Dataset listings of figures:
-- start --

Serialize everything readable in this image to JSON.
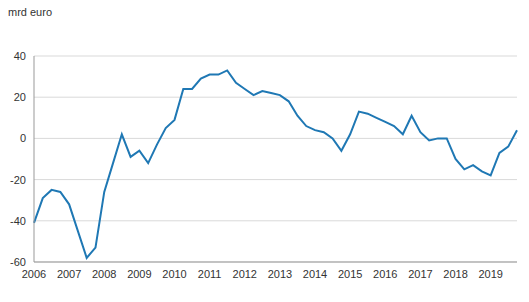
{
  "chart_data": {
    "type": "line",
    "title": "mrd euro",
    "categories": [
      "2006",
      null,
      null,
      null,
      "2007",
      null,
      null,
      null,
      "2008",
      null,
      null,
      null,
      "2009",
      null,
      null,
      null,
      "2010",
      null,
      null,
      null,
      "2011",
      null,
      null,
      null,
      "2012",
      null,
      null,
      null,
      "2013",
      null,
      null,
      null,
      "2014",
      null,
      null,
      null,
      "2015",
      null,
      null,
      null,
      "2016",
      null,
      null,
      null,
      "2017",
      null,
      null,
      null,
      "2018",
      null,
      null,
      null,
      "2019",
      null,
      null,
      null
    ],
    "values": [
      -41,
      -29,
      -25,
      -26,
      -32,
      -45,
      -58,
      -53,
      -26,
      -12,
      2,
      -9,
      -6,
      -12,
      -3,
      5,
      9,
      24,
      24,
      29,
      31,
      31,
      33,
      27,
      24,
      21,
      23,
      22,
      21,
      18,
      11,
      6,
      4,
      3,
      0,
      -6,
      2,
      13,
      12,
      10,
      8,
      6,
      2,
      11,
      3,
      -1,
      0,
      0,
      -10,
      -15,
      -13,
      -16,
      -18,
      -7,
      -4,
      4
    ],
    "color": "#1f78b4",
    "ylim": [
      -60,
      40
    ],
    "yticks": [
      -60,
      -40,
      -20,
      0,
      20,
      40
    ],
    "grid": true
  }
}
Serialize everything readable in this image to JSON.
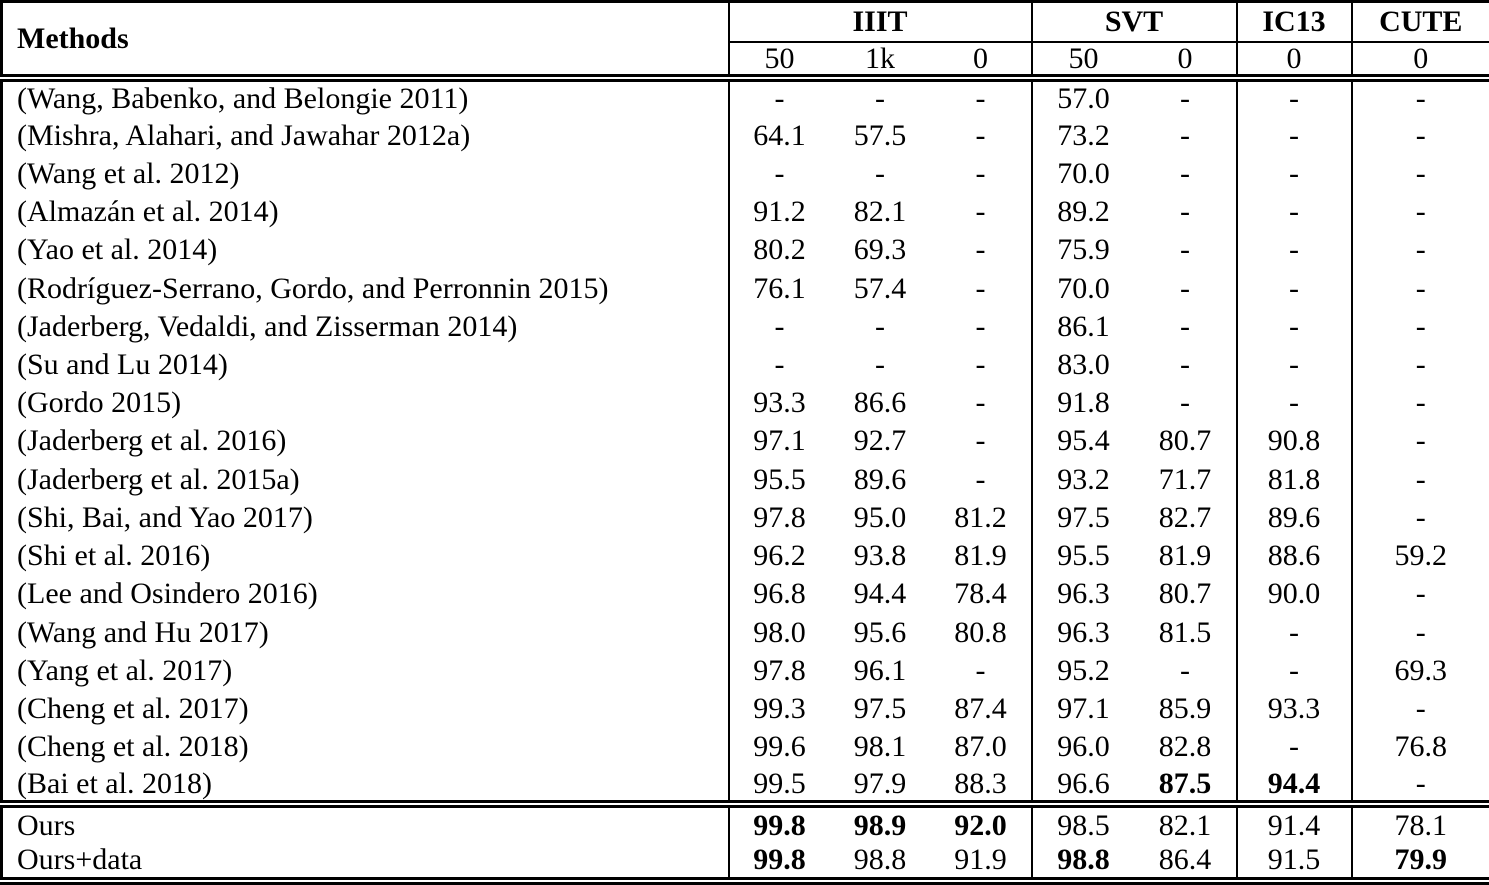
{
  "page": {
    "background_color": "#ffffff",
    "text_color": "#000000",
    "border_color": "#000000"
  },
  "table": {
    "methods_header": "Methods",
    "column_groups": [
      {
        "label": "IIIT",
        "subcolumns": [
          "50",
          "1k",
          "0"
        ]
      },
      {
        "label": "SVT",
        "subcolumns": [
          "50",
          "0"
        ]
      },
      {
        "label": "IC13",
        "subcolumns": [
          "0"
        ]
      },
      {
        "label": "CUTE",
        "subcolumns": [
          "0"
        ]
      }
    ],
    "body_rows": [
      {
        "method": "(Wang, Babenko, and Belongie 2011)",
        "values": [
          "-",
          "-",
          "-",
          "57.0",
          "-",
          "-",
          "-"
        ],
        "bold_values": []
      },
      {
        "method": "(Mishra, Alahari, and Jawahar 2012a)",
        "values": [
          "64.1",
          "57.5",
          "-",
          "73.2",
          "-",
          "-",
          "-"
        ],
        "bold_values": []
      },
      {
        "method": "(Wang et al. 2012)",
        "values": [
          "-",
          "-",
          "-",
          "70.0",
          "-",
          "-",
          "-"
        ],
        "bold_values": []
      },
      {
        "method": "(Almazán et al. 2014)",
        "values": [
          "91.2",
          "82.1",
          "-",
          "89.2",
          "-",
          "-",
          "-"
        ],
        "bold_values": []
      },
      {
        "method": "(Yao et al. 2014)",
        "values": [
          "80.2",
          "69.3",
          "-",
          "75.9",
          "-",
          "-",
          "-"
        ],
        "bold_values": []
      },
      {
        "method": "(Rodríguez-Serrano, Gordo, and Perronnin 2015)",
        "values": [
          "76.1",
          "57.4",
          "-",
          "70.0",
          "-",
          "-",
          "-"
        ],
        "bold_values": []
      },
      {
        "method": "(Jaderberg, Vedaldi, and Zisserman 2014)",
        "values": [
          "-",
          "-",
          "-",
          "86.1",
          "-",
          "-",
          "-"
        ],
        "bold_values": []
      },
      {
        "method": "(Su and Lu 2014)",
        "values": [
          "-",
          "-",
          "-",
          "83.0",
          "-",
          "-",
          "-"
        ],
        "bold_values": []
      },
      {
        "method": "(Gordo 2015)",
        "values": [
          "93.3",
          "86.6",
          "-",
          "91.8",
          "-",
          "-",
          "-"
        ],
        "bold_values": []
      },
      {
        "method": "(Jaderberg et al. 2016)",
        "values": [
          "97.1",
          "92.7",
          "-",
          "95.4",
          "80.7",
          "90.8",
          "-"
        ],
        "bold_values": []
      },
      {
        "method": "(Jaderberg et al. 2015a)",
        "values": [
          "95.5",
          "89.6",
          "-",
          "93.2",
          "71.7",
          "81.8",
          "-"
        ],
        "bold_values": []
      },
      {
        "method": "(Shi, Bai, and Yao 2017)",
        "values": [
          "97.8",
          "95.0",
          "81.2",
          "97.5",
          "82.7",
          "89.6",
          "-"
        ],
        "bold_values": []
      },
      {
        "method": "(Shi et al. 2016)",
        "values": [
          "96.2",
          "93.8",
          "81.9",
          "95.5",
          "81.9",
          "88.6",
          "59.2"
        ],
        "bold_values": []
      },
      {
        "method": "(Lee and Osindero 2016)",
        "values": [
          "96.8",
          "94.4",
          "78.4",
          "96.3",
          "80.7",
          "90.0",
          "-"
        ],
        "bold_values": []
      },
      {
        "method": "(Wang and Hu 2017)",
        "values": [
          "98.0",
          "95.6",
          "80.8",
          "96.3",
          "81.5",
          "-",
          "-"
        ],
        "bold_values": []
      },
      {
        "method": "(Yang et al. 2017)",
        "values": [
          "97.8",
          "96.1",
          "-",
          "95.2",
          "-",
          "-",
          "69.3"
        ],
        "bold_values": []
      },
      {
        "method": "(Cheng et al. 2017)",
        "values": [
          "99.3",
          "97.5",
          "87.4",
          "97.1",
          "85.9",
          "93.3",
          "-"
        ],
        "bold_values": []
      },
      {
        "method": "(Cheng et al. 2018)",
        "values": [
          "99.6",
          "98.1",
          "87.0",
          "96.0",
          "82.8",
          "-",
          "76.8"
        ],
        "bold_values": []
      },
      {
        "method": "(Bai et al. 2018)",
        "values": [
          "99.5",
          "97.9",
          "88.3",
          "96.6",
          "87.5",
          "94.4",
          "-"
        ],
        "bold_values": [
          4,
          5
        ]
      }
    ],
    "ours_rows": [
      {
        "method": "Ours",
        "values": [
          "99.8",
          "98.9",
          "92.0",
          "98.5",
          "82.1",
          "91.4",
          "78.1"
        ],
        "bold_values": [
          0,
          1,
          2
        ]
      },
      {
        "method": "Ours+data",
        "values": [
          "99.8",
          "98.8",
          "91.9",
          "98.8",
          "86.4",
          "91.5",
          "79.9"
        ],
        "bold_values": [
          0,
          3,
          6
        ]
      }
    ]
  }
}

-- end --

TO BE DONE - Pick out every line with the string "Jaderberg" and copy it.

SOLUTION BELOW -
        "method": "(Jaderberg, Vedaldi, and Zisserman 2014)",
        "method": "(Jaderberg et al. 2016)",
        "method": "(Jaderberg et al. 2015a)",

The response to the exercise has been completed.